# Supplied records

########################################

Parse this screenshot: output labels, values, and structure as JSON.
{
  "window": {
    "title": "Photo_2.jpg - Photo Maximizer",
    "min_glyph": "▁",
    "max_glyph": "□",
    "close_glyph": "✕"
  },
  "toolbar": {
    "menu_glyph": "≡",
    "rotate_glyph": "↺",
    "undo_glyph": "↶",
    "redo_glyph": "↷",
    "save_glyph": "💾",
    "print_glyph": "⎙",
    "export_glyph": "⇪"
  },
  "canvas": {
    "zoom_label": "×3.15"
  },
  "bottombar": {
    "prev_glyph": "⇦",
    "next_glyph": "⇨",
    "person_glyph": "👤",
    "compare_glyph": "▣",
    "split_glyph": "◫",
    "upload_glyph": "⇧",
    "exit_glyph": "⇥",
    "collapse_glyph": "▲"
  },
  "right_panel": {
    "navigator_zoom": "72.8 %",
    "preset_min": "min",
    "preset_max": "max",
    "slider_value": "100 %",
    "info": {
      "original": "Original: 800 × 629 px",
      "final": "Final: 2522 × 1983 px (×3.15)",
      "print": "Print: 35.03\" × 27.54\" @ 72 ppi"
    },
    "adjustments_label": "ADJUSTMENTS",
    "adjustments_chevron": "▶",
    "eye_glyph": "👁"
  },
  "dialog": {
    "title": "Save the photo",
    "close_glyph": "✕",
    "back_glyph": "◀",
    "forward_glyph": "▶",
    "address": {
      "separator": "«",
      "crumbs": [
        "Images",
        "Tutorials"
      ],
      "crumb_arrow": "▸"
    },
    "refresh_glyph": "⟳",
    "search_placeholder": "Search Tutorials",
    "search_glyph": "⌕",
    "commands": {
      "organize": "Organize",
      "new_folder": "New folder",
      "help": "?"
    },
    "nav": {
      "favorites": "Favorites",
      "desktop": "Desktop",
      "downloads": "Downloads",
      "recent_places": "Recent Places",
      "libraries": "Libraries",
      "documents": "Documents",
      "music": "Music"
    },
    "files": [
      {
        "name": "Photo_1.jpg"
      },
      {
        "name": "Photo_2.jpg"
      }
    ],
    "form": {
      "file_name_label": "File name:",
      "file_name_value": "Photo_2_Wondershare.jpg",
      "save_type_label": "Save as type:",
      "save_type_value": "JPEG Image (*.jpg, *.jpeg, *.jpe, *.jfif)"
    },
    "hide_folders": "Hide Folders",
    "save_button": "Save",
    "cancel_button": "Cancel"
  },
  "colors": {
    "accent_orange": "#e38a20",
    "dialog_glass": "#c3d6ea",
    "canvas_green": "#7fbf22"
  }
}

########################################

Look above for lines with the word "title" and copy them all.

# Output of the exercise
    "title": "Photo_2.jpg - Photo Maximizer",
    "title": "Save the photo",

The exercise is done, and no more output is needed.